-- Written task --
Identify every line in the records below that contains the word "والذكاء", and reproduce each one.

-- Data provided --
--- BEGIN ---

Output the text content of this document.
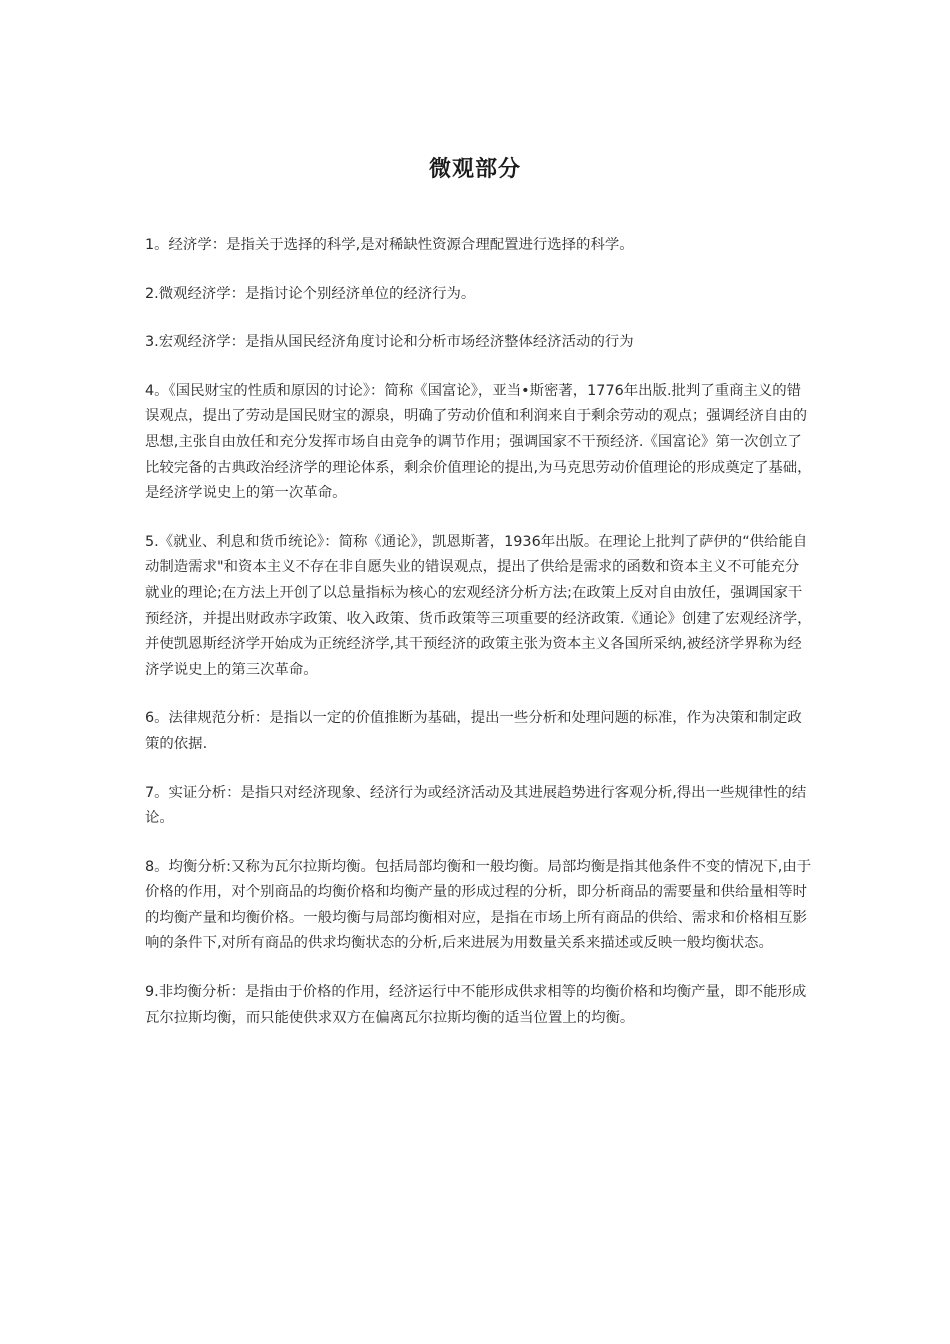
微观部分

1。经济学：是指关于选择的科学,是对稀缺性资源合理配置进行选择的科学。

2.微观经济学：是指讨论个别经济单位的经济行为。

3.宏观经济学：是指从国民经济角度讨论和分析市场经济整体经济活动的行为

4。《国民财宝的性质和原因的讨论》：简称《国富论》，亚当•斯密著，1776年出版.批判了重商主义的错误观点，提出了劳动是国民财宝的源泉，明确了劳动价值和利润来自于剩余劳动的观点；强调经济自由的思想,主张自由放任和充分发挥市场自由竞争的调节作用；强调国家不干预经济.《国富论》第一次创立了比较完备的古典政治经济学的理论体系，剩余价值理论的提出,为马克思劳动价值理论的形成奠定了基础，是经济学说史上的第一次革命。

5.《就业、利息和货币统论》：简称《通论》，凯恩斯著，1936年出版。在理论上批判了萨伊的“供给能自动制造需求"和资本主义不存在非自愿失业的错误观点，提出了供给是需求的函数和资本主义不可能充分就业的理论;在方法上开创了以总量指标为核心的宏观经济分析方法;在政策上反对自由放任，强调国家干预经济，并提出财政赤字政策、收入政策、货币政策等三项重要的经济政策.《通论》创建了宏观经济学，并使凯恩斯经济学开始成为正统经济学,其干预经济的政策主张为资本主义各国所采纳,被经济学界称为经济学说史上的第三次革命。

6。法律规范分析：是指以一定的价值推断为基础，提出一些分析和处理问题的标准，作为决策和制定政策的依据.

7。实证分析：是指只对经济现象、经济行为或经济活动及其进展趋势进行客观分析,得出一些规律性的结论。

8。均衡分析:又称为瓦尔拉斯均衡。包括局部均衡和一般均衡。局部均衡是指其他条件不变的情况下,由于价格的作用，对个别商品的均衡价格和均衡产量的形成过程的分析，即分析商品的需要量和供给量相等时的均衡产量和均衡价格。一般均衡与局部均衡相对应，是指在市场上所有商品的供给、需求和价格相互影响的条件下,对所有商品的供求均衡状态的分析,后来进展为用数量关系来描述或反映一般均衡状态。

9.非均衡分析：是指由于价格的作用，经济运行中不能形成供求相等的均衡价格和均衡产量，即不能形成瓦尔拉斯均衡，而只能使供求双方在偏离瓦尔拉斯均衡的适当位置上的均衡。
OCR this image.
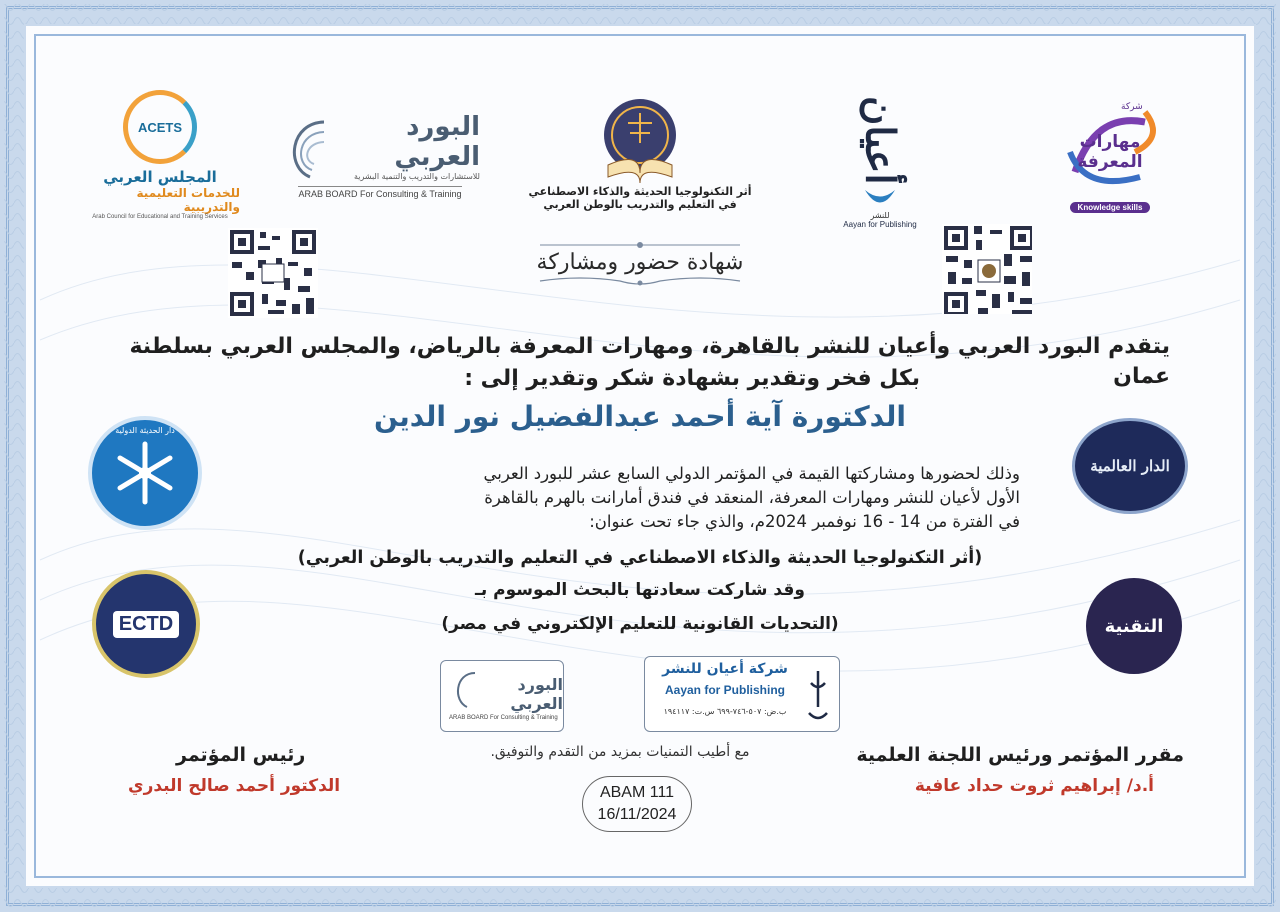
ACETS
المجلس العربي
للخدمات التعليمية والتدريبية
Arab Council for Educational and Training Services
البورد العربي
للاستشارات والتدريب والتنمية البشرية
ARAB BOARD For Consulting & Training	أثر التكنولوجيا الحديثة والذكاء الاصطناعي
في التعليم والتدريب بالوطن العربي
أعيان
للنشر
Aayan for Publishing
مهارات المعرفة
شركة
Knowledge skills
شهادة حضور ومشاركة
يتقدم البورد العربي وأعيان للنشر بالقاهرة، ومهارات المعرفة بالرياض، والمجلس العربي بسلطنة عمان
بكل فخر وتقدير بشهادة شكر وتقدير إلى :
الدكتورة آية أحمد عبدالفضيل نور الدين
وذلك لحضورها ومشاركتها القيمة في المؤتمر الدولي السابع عشر للبورد العربي
الأول لأعيان للنشر ومهارات المعرفة، المنعقد في فندق أمارانت بالهرم بالقاهرة
في الفترة من 14 - 16 نوفمبر 2024م، والذي جاء تحت عنوان:
(أثر التكنولوجيا الحديثة والذكاء الاصطناعي في التعليم والتدريب بالوطن العربي)
وقد شاركت سعادتها بالبحث الموسوم بـ
(التحديات القانونية للتعليم الإلكتروني في مصر)
دار الحديثة الدولية
ECTD
الدار العالمية
التقنية
البورد العربي
ARAB BOARD For Consulting & Training
شركة أعيان للنشر
Aayan for Publishing
ب.ض: ٥٠٧-٧٤٦-٦٩٩ س.ت: ١٩٤١١٧
مع أطيب التمنيات بمزيد من التقدم والتوفيق.
ABAM 111
16/11/2024
مقرر المؤتمر ورئيس اللجنة العلمية
أ.د/ إبراهيم ثروت حداد عافية
رئيس المؤتمر
الدكتور أحمد صالح البدري
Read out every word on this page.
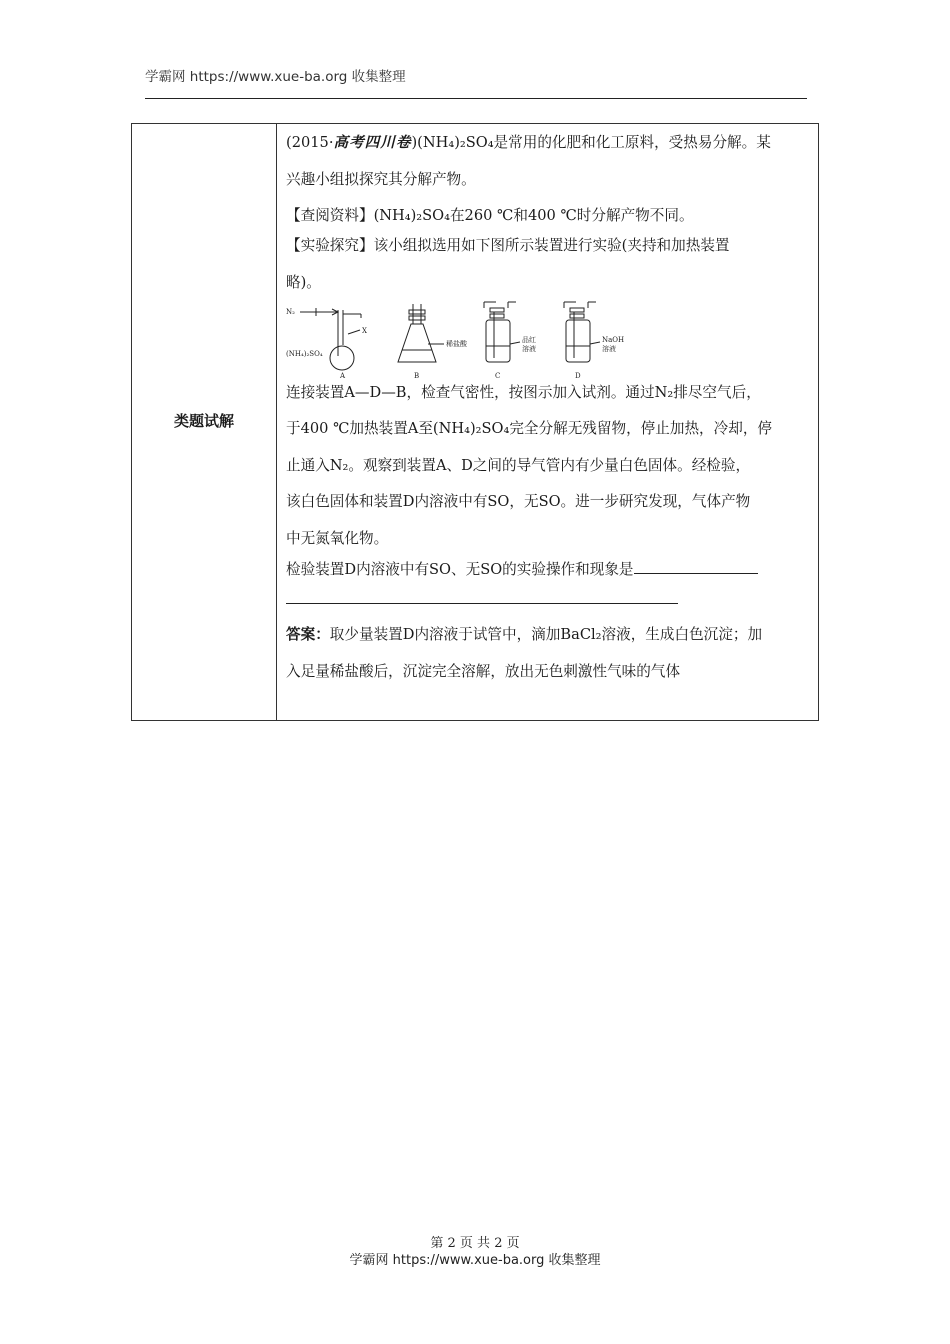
学霸网 https://www.xue-ba.org 收集整理
类题试解
(2015·高考四川卷)(NH₄)₂SO₄是常用的化肥和化工原料，受热易分解。某
兴趣小组拟探究其分解产物。
【查阅资料】(NH₄)₂SO₄在260 ℃和400 ℃时分解产物不同。
【实验探究】该小组拟选用如下图所示装置进行实验(夹持和加热装置
略)。
N₂
X
(NH₄)₂SO₄
稀盐酸	品红
溶液
NaOH
溶液
A	B	C	D
连接装置A—D—B，检查气密性，按图示加入试剂。通过N₂排尽空气后，
于400 ℃加热装置A至(NH₄)₂SO₄完全分解无残留物，停止加热，冷却，停
止通入N₂。观察到装置A、D之间的导气管内有少量白色固体。经检验，
该白色固体和装置D内溶液中有SO，无SO。进一步研究发现，气体产物
中无氮氧化物。
检验装置D内溶液中有SO、无SO的实验操作和现象是
答案：取少量装置D内溶液于试管中，滴加BaCl₂溶液，生成白色沉淀；加
入足量稀盐酸后，沉淀完全溶解，放出无色刺激性气味的气体
第 2 页 共 2 页
学霸网 https://www.xue-ba.org 收集整理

--- END ---

-- Correct answer --
ARAB BOARD For Consulting & Training	أثر التكنولوجيا الحديثة والذكاء الاصطناعي
(أثر التكنولوجيا الحديثة والذكاء الاصطناعي في التعليم والتدريب بالوطن العربي)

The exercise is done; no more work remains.